TAREFAS E EXERCÍCIOS:
1. Enumere as funcionalidades de IA que o excerto sobre o Teams diz que os organizadores de reuniões vão poder desativar.
2. Escreva a continuação do excerto sobre o Teams a partir do ponto em que termina.

A Microsoft cedeu à pressão dos utilizadores corporativos e vai introduzir um botão de controlo direto que permite aos organizadores de reuniões no Teams desativar funcionalidades de IA como o Copilot, o Facilitator e o Intelligent Recap. A decisão surge após forte contestação de várias empresas, motivada por preocupações com a privacidade dos dados e com a ativação automática destas ferramentas de transcrição e análise.

Este recuo expõe a fragilidade da estratégia de distribuição silenciosa das Big Tech. Ao tentarem acelerar a adoção da IA integrando-a por omissão nas ferramentas de produtividade diárias, estas marcas ignoraram o facto de que, no ecossistema corporativo, o silêncio e a privacidade das reuniões são ativos críticos de compliance. A imposição de assistentes virtuais ativos por defeito acabou por criar fricção jurídica e operacional em vez de valor imediato.

MATERIAL FORNECIDO:
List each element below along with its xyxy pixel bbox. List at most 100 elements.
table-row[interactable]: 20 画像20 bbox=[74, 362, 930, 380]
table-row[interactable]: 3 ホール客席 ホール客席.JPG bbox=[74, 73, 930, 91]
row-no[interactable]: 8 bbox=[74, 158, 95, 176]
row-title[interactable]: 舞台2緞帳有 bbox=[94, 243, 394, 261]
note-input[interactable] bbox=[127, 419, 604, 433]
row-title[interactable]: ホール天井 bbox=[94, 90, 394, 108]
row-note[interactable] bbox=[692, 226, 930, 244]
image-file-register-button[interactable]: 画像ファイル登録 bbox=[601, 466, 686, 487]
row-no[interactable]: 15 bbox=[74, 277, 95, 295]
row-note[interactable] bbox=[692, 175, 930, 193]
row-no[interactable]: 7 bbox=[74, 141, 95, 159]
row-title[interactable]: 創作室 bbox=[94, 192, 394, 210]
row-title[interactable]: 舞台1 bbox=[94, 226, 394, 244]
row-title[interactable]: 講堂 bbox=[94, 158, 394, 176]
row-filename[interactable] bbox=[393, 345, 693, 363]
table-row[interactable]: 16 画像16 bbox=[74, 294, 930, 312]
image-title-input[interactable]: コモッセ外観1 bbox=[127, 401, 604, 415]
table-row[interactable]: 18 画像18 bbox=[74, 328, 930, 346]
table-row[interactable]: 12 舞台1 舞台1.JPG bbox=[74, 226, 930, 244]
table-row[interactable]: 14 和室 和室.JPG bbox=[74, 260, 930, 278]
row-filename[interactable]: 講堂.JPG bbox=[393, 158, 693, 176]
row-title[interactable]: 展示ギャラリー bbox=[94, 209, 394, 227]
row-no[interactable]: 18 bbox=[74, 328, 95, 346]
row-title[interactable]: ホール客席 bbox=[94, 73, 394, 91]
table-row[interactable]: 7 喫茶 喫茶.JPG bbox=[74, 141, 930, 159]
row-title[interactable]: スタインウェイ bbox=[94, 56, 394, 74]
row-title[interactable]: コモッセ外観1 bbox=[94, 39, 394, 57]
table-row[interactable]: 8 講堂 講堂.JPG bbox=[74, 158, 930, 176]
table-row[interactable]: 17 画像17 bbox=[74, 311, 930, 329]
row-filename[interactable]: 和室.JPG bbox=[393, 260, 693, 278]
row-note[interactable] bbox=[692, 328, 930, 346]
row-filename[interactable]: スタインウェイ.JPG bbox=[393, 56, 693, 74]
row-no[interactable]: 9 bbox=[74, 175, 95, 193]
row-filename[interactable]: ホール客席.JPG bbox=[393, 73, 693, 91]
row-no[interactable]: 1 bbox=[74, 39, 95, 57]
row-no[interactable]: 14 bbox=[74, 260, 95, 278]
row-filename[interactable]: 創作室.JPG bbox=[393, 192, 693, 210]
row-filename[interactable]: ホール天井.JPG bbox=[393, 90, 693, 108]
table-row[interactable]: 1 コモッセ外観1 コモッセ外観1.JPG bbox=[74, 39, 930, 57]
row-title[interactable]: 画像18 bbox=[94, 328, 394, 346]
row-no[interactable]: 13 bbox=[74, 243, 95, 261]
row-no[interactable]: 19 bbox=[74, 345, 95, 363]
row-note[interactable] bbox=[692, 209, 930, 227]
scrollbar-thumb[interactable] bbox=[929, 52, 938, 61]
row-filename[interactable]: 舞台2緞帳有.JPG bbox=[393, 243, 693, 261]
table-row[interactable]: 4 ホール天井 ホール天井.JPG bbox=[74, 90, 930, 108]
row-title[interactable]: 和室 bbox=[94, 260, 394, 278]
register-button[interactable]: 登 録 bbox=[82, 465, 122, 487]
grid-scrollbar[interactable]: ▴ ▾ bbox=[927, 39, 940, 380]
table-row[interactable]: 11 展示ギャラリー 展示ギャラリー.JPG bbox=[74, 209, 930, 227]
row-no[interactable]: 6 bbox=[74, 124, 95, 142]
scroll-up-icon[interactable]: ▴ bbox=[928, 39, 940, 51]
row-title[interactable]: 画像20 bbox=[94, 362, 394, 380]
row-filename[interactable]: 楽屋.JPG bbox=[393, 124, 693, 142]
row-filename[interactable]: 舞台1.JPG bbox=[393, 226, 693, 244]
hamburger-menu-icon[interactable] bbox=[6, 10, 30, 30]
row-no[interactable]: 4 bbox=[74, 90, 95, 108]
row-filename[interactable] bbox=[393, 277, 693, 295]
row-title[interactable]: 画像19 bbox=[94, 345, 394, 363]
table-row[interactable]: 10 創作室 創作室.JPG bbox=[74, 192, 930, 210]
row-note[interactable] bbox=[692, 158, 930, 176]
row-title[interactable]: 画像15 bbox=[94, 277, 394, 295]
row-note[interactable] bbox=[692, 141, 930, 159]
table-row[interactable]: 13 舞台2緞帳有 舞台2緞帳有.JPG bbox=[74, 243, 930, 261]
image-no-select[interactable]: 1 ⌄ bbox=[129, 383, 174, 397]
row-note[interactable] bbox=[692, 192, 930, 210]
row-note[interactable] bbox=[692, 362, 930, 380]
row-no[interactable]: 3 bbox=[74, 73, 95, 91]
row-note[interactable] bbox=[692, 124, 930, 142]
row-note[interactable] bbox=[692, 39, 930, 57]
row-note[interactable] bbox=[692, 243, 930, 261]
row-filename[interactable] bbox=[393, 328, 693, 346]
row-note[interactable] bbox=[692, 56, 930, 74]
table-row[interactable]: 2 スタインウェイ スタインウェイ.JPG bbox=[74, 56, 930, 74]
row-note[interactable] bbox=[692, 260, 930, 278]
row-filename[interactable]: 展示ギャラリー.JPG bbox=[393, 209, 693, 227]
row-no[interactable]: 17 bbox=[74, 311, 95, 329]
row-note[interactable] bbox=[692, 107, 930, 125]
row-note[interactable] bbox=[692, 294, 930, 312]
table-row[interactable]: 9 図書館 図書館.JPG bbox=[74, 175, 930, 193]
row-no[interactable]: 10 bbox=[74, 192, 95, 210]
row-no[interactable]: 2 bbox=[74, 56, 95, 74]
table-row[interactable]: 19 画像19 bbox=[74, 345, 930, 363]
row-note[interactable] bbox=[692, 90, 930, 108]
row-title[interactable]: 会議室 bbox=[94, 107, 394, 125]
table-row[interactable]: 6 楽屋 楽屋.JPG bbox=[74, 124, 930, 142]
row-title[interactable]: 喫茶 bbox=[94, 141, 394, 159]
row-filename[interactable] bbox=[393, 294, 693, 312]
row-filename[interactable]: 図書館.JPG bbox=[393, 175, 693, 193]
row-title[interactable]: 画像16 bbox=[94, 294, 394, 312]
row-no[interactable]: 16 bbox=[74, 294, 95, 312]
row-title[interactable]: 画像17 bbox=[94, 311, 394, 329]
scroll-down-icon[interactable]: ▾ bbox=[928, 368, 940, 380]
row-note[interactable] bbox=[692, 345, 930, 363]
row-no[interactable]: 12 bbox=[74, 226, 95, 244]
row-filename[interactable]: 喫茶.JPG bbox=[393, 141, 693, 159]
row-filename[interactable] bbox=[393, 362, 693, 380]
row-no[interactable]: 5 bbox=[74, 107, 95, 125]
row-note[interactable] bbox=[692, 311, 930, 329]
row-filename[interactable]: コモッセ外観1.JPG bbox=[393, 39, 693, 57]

EXERCÍCIOS RESOLVIDOS:
1. Copilot, Facilitator, Intelligent Recap

2.
A cedência da Microsoft abre um precedente importante para os decisores tecnológicos. A partir de agora, o poder de veto sobre a recolha de dados em tempo real passa a ser uma funcionalidade padrão exigível a qualquer fornecedor de software. Os gestores de sistemas ganham margem para exigir que a IA seja uma escolha ativa (opt-in) e não uma imposição de sistema (opt-out), redefinindo a forma como os novos produtos são integrados nas operações diárias.

Esta mudança de postura demonstra que a governação de dados e a soberania da informação estão a ditar o ritmo de desenvolvimento do software de colaboração. O mercado corporativo não rejeita a tecnologia, mas recusa-se a abdicar do controlo sobre onde e como os seus dados confidenciais são processados.